_EXERCISE INPUTS_
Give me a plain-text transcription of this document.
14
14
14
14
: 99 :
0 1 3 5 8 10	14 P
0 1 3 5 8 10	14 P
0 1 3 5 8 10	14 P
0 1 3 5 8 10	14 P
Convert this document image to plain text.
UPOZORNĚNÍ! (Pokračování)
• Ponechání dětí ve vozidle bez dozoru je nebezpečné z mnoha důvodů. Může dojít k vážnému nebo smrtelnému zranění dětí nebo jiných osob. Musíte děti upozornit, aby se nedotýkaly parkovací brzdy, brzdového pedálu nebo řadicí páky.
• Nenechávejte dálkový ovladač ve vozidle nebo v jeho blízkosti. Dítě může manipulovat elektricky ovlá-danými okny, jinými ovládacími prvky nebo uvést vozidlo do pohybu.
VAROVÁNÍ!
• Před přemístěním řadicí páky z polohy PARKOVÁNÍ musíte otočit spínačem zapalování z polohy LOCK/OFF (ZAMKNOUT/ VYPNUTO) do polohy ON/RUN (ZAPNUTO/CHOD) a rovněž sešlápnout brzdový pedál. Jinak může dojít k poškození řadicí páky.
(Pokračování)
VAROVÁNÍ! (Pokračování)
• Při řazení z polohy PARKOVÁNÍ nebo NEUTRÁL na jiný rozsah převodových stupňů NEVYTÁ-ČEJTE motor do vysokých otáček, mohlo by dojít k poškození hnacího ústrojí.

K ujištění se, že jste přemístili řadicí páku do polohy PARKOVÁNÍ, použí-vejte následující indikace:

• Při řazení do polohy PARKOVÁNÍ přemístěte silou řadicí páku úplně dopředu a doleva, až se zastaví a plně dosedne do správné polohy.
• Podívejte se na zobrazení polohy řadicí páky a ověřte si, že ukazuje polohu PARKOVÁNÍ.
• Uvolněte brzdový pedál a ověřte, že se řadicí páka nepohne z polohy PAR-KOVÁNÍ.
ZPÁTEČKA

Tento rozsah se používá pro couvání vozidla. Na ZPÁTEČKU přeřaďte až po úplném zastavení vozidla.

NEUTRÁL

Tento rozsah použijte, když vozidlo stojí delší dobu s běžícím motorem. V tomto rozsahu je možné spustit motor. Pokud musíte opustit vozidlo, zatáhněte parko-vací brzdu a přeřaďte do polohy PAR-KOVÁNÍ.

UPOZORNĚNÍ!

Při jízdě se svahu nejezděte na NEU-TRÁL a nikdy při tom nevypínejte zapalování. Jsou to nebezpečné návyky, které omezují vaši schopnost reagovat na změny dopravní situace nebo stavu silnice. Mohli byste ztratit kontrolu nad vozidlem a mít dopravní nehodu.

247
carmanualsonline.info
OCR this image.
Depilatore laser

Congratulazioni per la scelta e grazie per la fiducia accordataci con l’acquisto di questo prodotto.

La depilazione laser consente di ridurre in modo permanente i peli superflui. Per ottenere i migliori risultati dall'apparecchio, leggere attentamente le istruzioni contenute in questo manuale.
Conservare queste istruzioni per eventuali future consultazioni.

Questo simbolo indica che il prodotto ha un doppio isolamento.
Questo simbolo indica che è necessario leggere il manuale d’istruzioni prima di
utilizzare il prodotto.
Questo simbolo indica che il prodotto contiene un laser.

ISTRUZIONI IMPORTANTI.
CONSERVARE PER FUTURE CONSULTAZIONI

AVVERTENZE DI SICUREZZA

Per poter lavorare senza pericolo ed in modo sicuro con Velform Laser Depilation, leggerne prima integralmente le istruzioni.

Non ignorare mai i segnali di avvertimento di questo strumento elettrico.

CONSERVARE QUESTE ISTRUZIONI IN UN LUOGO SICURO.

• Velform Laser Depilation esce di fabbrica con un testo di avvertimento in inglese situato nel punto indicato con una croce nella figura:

_TASK TO CARRY OUT_
Looking at the data above, show all lines where the word "dojít" occurs.

_IN RESPONSE_
• Ponechání dětí ve vozidle bez dozoru je nebezpečné z mnoha důvodů. Může dojít k vážnému nebo smrtelnému zranění dětí nebo jiných osob. Musíte děti upozornit, aby se nedotýkaly parkovací brzdy, brzdového pedálu nebo řadicí páky.
• Před přemístěním řadicí páky z polohy PARKOVÁNÍ musíte otočit spínačem zapalování z polohy LOCK/OFF (ZAMKNOUT/ VYPNUTO) do polohy ON/RUN (ZAPNUTO/CHOD) a rovněž sešlápnout brzdový pedál. Jinak může dojít k poškození řadicí páky.
• Při řazení z polohy PARKOVÁNÍ nebo NEUTRÁL na jiný rozsah převodových stupňů NEVYTÁ-ČEJTE motor do vysokých otáček, mohlo by dojít k poškození hnacího ústrojí.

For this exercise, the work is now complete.